--- BEGIN DATA TO PROCESS ---

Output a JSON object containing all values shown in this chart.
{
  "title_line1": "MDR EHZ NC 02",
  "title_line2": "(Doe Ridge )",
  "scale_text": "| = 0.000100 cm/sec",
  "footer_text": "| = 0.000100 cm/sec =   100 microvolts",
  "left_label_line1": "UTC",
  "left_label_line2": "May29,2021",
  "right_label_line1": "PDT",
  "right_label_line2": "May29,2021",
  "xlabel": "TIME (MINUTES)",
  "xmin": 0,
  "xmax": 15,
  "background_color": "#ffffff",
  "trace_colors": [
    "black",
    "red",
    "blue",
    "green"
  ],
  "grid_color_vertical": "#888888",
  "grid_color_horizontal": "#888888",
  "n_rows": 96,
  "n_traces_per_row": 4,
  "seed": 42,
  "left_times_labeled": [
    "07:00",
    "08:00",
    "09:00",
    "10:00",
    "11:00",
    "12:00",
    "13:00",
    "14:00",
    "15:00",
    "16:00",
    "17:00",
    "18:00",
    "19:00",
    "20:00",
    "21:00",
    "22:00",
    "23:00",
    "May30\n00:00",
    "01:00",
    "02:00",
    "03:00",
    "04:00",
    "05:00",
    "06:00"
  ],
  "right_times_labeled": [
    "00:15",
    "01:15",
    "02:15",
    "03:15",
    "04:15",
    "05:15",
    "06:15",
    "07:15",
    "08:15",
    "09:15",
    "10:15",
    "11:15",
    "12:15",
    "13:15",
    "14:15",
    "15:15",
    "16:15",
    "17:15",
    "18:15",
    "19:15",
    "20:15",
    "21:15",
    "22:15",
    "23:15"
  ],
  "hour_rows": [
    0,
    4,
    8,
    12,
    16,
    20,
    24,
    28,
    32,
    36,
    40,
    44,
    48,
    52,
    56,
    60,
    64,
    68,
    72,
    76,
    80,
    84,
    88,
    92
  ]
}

--- END DATA TO PROCESS ---

Reproduce the full listing word for word.

### EXERCISE RESULT
Output a JSON object containing all values shown in this chart.
{
  "title_line1": "MDR EHZ NC 02",
  "title_line2": "(Doe Ridge )",
  "scale_text": "| = 0.000100 cm/sec",
  "footer_text": "| = 0.000100 cm/sec =   100 microvolts",
  "left_label_line1": "UTC",
  "left_label_line2": "May29,2021",
  "right_label_line1": "PDT",
  "right_label_line2": "May29,2021",
  "xlabel": "TIME (MINUTES)",
  "xmin": 0,
  "xmax": 15,
  "background_color": "#ffffff",
  "trace_colors": [
    "black",
    "red",
    "blue",
    "green"
  ],
  "grid_color_vertical": "#888888",
  "grid_color_horizontal": "#888888",
  "n_rows": 96,
  "n_traces_per_row": 4,
  "seed": 42,
  "left_times_labeled": [
    "07:00",
    "08:00",
    "09:00",
    "10:00",
    "11:00",
    "12:00",
    "13:00",
    "14:00",
    "15:00",
    "16:00",
    "17:00",
    "18:00",
    "19:00",
    "20:00",
    "21:00",
    "22:00",
    "23:00",
    "May30\n00:00",
    "01:00",
    "02:00",
    "03:00",
    "04:00",
    "05:00",
    "06:00"
  ],
  "right_times_labeled": [
    "00:15",
    "01:15",
    "02:15",
    "03:15",
    "04:15",
    "05:15",
    "06:15",
    "07:15",
    "08:15",
    "09:15",
    "10:15",
    "11:15",
    "12:15",
    "13:15",
    "14:15",
    "15:15",
    "16:15",
    "17:15",
    "18:15",
    "19:15",
    "20:15",
    "21:15",
    "22:15",
    "23:15"
  ],
  "hour_rows": [
    0,
    4,
    8,
    12,
    16,
    20,
    24,
    28,
    32,
    36,
    40,
    44,
    48,
    52,
    56,
    60,
    64,
    68,
    72,
    76,
    80,
    84,
    88,
    92
  ]
}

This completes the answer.